Work item » Count the lines below with the string "this" in them. Only the number should be given.

[Recorded data]
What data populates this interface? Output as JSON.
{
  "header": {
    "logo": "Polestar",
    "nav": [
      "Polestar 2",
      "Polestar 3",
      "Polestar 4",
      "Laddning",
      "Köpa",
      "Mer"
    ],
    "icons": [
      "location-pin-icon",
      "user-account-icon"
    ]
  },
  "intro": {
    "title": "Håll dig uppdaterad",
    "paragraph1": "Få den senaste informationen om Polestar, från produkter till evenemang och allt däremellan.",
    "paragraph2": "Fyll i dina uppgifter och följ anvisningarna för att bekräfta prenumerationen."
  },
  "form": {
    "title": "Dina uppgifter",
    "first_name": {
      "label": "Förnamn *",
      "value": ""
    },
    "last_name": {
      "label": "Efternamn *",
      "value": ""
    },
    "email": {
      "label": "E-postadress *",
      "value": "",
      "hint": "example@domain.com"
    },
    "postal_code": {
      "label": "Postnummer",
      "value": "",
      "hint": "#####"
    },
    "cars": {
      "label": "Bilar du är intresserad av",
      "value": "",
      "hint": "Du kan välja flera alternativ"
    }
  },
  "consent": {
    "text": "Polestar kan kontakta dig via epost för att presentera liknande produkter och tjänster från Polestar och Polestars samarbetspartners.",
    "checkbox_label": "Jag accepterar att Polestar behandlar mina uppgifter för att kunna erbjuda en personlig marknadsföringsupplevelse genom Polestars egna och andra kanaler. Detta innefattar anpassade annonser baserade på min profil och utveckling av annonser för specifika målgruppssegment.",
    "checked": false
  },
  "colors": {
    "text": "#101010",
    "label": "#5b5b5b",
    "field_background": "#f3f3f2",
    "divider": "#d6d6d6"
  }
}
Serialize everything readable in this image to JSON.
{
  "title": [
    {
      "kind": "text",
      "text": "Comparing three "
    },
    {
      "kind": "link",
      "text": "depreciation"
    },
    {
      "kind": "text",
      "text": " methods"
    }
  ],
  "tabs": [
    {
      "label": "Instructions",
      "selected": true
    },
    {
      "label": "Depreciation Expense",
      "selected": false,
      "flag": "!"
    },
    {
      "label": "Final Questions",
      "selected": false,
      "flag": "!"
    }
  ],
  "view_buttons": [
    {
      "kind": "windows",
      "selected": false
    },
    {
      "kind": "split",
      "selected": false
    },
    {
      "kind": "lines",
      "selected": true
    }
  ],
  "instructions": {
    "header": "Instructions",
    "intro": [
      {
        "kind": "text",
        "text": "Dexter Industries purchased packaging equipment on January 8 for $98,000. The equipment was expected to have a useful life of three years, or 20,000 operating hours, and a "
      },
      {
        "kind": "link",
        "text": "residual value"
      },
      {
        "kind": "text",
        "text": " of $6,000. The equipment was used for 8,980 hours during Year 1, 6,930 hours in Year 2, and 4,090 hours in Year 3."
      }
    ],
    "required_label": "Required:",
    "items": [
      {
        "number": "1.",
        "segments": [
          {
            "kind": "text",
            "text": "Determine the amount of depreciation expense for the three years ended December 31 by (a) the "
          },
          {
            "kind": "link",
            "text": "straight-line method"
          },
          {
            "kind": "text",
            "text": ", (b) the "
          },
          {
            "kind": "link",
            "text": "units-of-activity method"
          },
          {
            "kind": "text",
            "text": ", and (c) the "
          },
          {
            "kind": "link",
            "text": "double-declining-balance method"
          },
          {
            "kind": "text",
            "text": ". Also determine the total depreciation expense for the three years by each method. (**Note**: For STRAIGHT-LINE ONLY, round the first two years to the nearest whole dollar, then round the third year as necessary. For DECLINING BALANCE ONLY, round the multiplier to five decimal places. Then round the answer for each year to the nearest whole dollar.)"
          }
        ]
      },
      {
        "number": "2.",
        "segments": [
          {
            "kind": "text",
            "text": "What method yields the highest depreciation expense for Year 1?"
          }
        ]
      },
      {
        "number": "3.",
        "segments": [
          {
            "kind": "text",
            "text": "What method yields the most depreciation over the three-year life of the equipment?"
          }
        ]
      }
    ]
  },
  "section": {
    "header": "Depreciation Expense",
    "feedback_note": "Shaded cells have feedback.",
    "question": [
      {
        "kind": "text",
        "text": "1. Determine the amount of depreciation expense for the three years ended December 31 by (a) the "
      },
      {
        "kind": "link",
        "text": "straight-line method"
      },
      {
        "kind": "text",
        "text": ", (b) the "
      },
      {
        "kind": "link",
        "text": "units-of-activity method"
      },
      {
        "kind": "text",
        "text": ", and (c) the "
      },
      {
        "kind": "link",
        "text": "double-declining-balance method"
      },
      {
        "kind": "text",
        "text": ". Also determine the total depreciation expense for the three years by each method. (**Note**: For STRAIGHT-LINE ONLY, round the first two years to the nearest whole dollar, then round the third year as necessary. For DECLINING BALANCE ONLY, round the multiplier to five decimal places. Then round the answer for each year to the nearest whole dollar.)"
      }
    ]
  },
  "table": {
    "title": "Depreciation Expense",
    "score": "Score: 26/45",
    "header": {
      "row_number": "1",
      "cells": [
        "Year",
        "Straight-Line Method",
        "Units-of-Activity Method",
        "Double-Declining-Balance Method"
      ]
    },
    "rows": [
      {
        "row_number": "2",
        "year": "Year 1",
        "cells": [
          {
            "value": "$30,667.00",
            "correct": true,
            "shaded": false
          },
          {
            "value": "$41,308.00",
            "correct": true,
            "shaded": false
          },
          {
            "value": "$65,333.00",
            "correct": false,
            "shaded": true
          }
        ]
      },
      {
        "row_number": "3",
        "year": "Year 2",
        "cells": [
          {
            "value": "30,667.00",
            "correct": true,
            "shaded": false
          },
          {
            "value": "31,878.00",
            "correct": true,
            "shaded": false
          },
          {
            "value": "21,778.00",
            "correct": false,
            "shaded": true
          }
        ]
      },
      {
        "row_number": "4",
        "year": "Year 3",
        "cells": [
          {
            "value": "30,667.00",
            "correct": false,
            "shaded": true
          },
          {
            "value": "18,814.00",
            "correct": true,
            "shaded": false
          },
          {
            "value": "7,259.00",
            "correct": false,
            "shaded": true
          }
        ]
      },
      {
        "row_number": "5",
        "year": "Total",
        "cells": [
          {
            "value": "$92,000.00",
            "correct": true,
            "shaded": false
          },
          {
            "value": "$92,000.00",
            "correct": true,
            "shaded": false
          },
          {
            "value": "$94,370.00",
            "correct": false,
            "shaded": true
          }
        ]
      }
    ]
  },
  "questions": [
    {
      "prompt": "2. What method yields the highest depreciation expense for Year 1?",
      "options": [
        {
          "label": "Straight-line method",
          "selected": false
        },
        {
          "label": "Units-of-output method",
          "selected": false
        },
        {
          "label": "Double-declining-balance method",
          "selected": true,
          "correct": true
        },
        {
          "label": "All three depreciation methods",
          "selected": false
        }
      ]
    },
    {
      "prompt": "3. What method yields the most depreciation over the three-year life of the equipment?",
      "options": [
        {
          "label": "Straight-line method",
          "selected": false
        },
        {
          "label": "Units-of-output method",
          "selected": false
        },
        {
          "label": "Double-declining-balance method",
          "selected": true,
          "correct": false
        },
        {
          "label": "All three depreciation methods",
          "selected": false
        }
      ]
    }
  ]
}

Task answer » 2